**What this task involves**
Reproduce the whole listing, character for character.

**Input rows**
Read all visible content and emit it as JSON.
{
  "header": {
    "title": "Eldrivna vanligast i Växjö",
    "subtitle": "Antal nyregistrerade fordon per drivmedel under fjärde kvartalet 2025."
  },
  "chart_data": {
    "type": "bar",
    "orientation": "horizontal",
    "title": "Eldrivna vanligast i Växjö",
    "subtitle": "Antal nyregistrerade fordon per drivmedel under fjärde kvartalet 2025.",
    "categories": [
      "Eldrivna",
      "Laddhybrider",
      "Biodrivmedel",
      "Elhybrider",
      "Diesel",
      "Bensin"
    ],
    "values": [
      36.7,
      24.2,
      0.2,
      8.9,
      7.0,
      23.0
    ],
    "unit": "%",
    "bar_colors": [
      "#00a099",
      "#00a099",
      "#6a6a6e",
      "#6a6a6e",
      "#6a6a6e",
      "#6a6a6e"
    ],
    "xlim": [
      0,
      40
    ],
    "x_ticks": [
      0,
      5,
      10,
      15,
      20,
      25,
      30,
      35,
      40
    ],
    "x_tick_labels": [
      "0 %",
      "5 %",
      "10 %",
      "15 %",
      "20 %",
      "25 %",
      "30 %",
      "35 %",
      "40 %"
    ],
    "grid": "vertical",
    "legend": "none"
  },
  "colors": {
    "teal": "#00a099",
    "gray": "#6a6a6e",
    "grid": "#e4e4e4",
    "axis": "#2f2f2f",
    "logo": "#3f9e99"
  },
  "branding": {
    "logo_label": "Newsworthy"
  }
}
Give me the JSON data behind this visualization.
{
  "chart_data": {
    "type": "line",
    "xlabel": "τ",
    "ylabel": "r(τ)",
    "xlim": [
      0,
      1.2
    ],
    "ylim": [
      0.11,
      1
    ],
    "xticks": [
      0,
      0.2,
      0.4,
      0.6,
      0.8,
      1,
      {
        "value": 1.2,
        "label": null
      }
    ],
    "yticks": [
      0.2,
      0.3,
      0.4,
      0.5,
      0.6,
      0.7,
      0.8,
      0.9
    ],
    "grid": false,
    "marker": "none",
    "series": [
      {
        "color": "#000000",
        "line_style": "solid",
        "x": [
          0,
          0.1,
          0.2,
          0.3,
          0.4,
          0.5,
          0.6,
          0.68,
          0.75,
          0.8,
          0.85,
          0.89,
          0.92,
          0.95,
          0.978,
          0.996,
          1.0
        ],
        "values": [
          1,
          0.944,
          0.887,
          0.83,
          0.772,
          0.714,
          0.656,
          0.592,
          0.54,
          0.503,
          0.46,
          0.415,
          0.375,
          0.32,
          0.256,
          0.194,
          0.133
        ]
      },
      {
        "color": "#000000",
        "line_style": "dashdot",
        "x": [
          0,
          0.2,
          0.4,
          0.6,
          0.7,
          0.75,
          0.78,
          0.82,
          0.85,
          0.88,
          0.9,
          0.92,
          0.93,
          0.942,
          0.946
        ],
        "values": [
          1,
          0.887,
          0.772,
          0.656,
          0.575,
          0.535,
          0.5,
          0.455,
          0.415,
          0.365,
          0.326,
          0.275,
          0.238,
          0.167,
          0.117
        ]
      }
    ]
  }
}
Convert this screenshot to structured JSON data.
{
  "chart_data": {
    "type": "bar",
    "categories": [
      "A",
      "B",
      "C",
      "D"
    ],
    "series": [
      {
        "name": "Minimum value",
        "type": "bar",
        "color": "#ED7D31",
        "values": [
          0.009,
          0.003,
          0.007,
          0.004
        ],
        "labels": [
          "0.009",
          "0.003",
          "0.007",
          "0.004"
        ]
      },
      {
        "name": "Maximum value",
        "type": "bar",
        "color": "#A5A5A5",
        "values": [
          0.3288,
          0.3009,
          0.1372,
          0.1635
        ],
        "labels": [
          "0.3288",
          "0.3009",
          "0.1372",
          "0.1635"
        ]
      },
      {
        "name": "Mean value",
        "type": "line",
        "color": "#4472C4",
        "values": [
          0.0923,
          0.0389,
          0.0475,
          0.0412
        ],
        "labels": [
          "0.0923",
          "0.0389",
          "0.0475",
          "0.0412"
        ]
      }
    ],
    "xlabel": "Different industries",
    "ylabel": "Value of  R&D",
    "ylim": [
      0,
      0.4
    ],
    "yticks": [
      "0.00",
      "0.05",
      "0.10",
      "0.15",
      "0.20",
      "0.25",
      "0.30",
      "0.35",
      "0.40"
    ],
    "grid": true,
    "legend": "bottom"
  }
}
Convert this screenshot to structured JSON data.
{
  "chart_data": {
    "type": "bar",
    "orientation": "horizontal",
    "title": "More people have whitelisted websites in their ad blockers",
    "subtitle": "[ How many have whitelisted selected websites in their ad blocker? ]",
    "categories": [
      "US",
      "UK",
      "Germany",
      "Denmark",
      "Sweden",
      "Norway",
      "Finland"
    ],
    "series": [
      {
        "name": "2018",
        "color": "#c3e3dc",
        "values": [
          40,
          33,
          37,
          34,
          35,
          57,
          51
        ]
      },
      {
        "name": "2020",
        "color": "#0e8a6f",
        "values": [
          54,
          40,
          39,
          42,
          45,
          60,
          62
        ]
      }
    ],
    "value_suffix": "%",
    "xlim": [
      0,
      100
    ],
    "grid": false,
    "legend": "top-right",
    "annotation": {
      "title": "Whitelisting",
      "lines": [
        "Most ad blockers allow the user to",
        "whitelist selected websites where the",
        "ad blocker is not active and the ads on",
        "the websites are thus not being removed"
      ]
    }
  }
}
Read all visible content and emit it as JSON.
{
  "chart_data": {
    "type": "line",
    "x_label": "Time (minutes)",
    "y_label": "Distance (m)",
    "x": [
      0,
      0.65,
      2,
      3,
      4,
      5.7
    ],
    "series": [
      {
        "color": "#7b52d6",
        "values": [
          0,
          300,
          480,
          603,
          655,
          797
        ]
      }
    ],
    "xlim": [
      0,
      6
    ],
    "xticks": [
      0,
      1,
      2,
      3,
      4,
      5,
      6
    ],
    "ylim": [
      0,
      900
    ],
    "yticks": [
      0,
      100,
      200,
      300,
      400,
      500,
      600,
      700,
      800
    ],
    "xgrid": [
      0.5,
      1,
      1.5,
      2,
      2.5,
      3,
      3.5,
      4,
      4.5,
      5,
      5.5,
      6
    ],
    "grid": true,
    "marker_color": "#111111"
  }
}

**Problem solution**
Read all visible content and emit it as JSON.
{
  "header": {
    "title": "Eldrivna vanligast i Växjö",
    "subtitle": "Antal nyregistrerade fordon per drivmedel under fjärde kvartalet 2025."
  },
  "chart_data": {
    "type": "bar",
    "orientation": "horizontal",
    "title": "Eldrivna vanligast i Växjö",
    "subtitle": "Antal nyregistrerade fordon per drivmedel under fjärde kvartalet 2025.",
    "categories": [
      "Eldrivna",
      "Laddhybrider",
      "Biodrivmedel",
      "Elhybrider",
      "Diesel",
      "Bensin"
    ],
    "values": [
      36.7,
      24.2,
      0.2,
      8.9,
      7.0,
      23.0
    ],
    "unit": "%",
    "bar_colors": [
      "#00a099",
      "#00a099",
      "#6a6a6e",
      "#6a6a6e",
      "#6a6a6e",
      "#6a6a6e"
    ],
    "xlim": [
      0,
      40
    ],
    "x_ticks": [
      0,
      5,
      10,
      15,
      20,
      25,
      30,
      35,
      40
    ],
    "x_tick_labels": [
      "0 %",
      "5 %",
      "10 %",
      "15 %",
      "20 %",
      "25 %",
      "30 %",
      "35 %",
      "40 %"
    ],
    "grid": "vertical",
    "legend": "none"
  },
  "colors": {
    "teal": "#00a099",
    "gray": "#6a6a6e",
    "grid": "#e4e4e4",
    "axis": "#2f2f2f",
    "logo": "#3f9e99"
  },
  "branding": {
    "logo_label": "Newsworthy"
  }
}
Give me the JSON data behind this visualization.
{
  "chart_data": {
    "type": "line",
    "xlabel": "τ",
    "ylabel": "r(τ)",
    "xlim": [
      0,
      1.2
    ],
    "ylim": [
      0.11,
      1
    ],
    "xticks": [
      0,
      0.2,
      0.4,
      0.6,
      0.8,
      1,
      {
        "value": 1.2,
        "label": null
      }
    ],
    "yticks": [
      0.2,
      0.3,
      0.4,
      0.5,
      0.6,
      0.7,
      0.8,
      0.9
    ],
    "grid": false,
    "marker": "none",
    "series": [
      {
        "color": "#000000",
        "line_style": "solid",
        "x": [
          0,
          0.1,
          0.2,
          0.3,
          0.4,
          0.5,
          0.6,
          0.68,
          0.75,
          0.8,
          0.85,
          0.89,
          0.92,
          0.95,
          0.978,
          0.996,
          1.0
        ],
        "values": [
          1,
          0.944,
          0.887,
          0.83,
          0.772,
          0.714,
          0.656,
          0.592,
          0.54,
          0.503,
          0.46,
          0.415,
          0.375,
          0.32,
          0.256,
          0.194,
          0.133
        ]
      },
      {
        "color": "#000000",
        "line_style": "dashdot",
        "x": [
          0,
          0.2,
          0.4,
          0.6,
          0.7,
          0.75,
          0.78,
          0.82,
          0.85,
          0.88,
          0.9,
          0.92,
          0.93,
          0.942,
          0.946
        ],
        "values": [
          1,
          0.887,
          0.772,
          0.656,
          0.575,
          0.535,
          0.5,
          0.455,
          0.415,
          0.365,
          0.326,
          0.275,
          0.238,
          0.167,
          0.117
        ]
      }
    ]
  }
}
Convert this screenshot to structured JSON data.
{
  "chart_data": {
    "type": "bar",
    "categories": [
      "A",
      "B",
      "C",
      "D"
    ],
    "series": [
      {
        "name": "Minimum value",
        "type": "bar",
        "color": "#ED7D31",
        "values": [
          0.009,
          0.003,
          0.007,
          0.004
        ],
        "labels": [
          "0.009",
          "0.003",
          "0.007",
          "0.004"
        ]
      },
      {
        "name": "Maximum value",
        "type": "bar",
        "color": "#A5A5A5",
        "values": [
          0.3288,
          0.3009,
          0.1372,
          0.1635
        ],
        "labels": [
          "0.3288",
          "0.3009",
          "0.1372",
          "0.1635"
        ]
      },
      {
        "name": "Mean value",
        "type": "line",
        "color": "#4472C4",
        "values": [
          0.0923,
          0.0389,
          0.0475,
          0.0412
        ],
        "labels": [
          "0.0923",
          "0.0389",
          "0.0475",
          "0.0412"
        ]
      }
    ],
    "xlabel": "Different industries",
    "ylabel": "Value of  R&D",
    "ylim": [
      0,
      0.4
    ],
    "yticks": [
      "0.00",
      "0.05",
      "0.10",
      "0.15",
      "0.20",
      "0.25",
      "0.30",
      "0.35",
      "0.40"
    ],
    "grid": true,
    "legend": "bottom"
  }
}
Convert this screenshot to structured JSON data.
{
  "chart_data": {
    "type": "bar",
    "orientation": "horizontal",
    "title": "More people have whitelisted websites in their ad blockers",
    "subtitle": "[ How many have whitelisted selected websites in their ad blocker? ]",
    "categories": [
      "US",
      "UK",
      "Germany",
      "Denmark",
      "Sweden",
      "Norway",
      "Finland"
    ],
    "series": [
      {
        "name": "2018",
        "color": "#c3e3dc",
        "values": [
          40,
          33,
          37,
          34,
          35,
          57,
          51
        ]
      },
      {
        "name": "2020",
        "color": "#0e8a6f",
        "values": [
          54,
          40,
          39,
          42,
          45,
          60,
          62
        ]
      }
    ],
    "value_suffix": "%",
    "xlim": [
      0,
      100
    ],
    "grid": false,
    "legend": "top-right",
    "annotation": {
      "title": "Whitelisting",
      "lines": [
        "Most ad blockers allow the user to",
        "whitelist selected websites where the",
        "ad blocker is not active and the ads on",
        "the websites are thus not being removed"
      ]
    }
  }
}
Read all visible content and emit it as JSON.
{
  "chart_data": {
    "type": "line",
    "x_label": "Time (minutes)",
    "y_label": "Distance (m)",
    "x": [
      0,
      0.65,
      2,
      3,
      4,
      5.7
    ],
    "series": [
      {
        "color": "#7b52d6",
        "values": [
          0,
          300,
          480,
          603,
          655,
          797
        ]
      }
    ],
    "xlim": [
      0,
      6
    ],
    "xticks": [
      0,
      1,
      2,
      3,
      4,
      5,
      6
    ],
    "ylim": [
      0,
      900
    ],
    "yticks": [
      0,
      100,
      200,
      300,
      400,
      500,
      600,
      700,
      800
    ],
    "xgrid": [
      0.5,
      1,
      1.5,
      2,
      2.5,
      3,
      3.5,
      4,
      4.5,
      5,
      5.5,
      6
    ],
    "grid": true,
    "marker_color": "#111111"
  }
}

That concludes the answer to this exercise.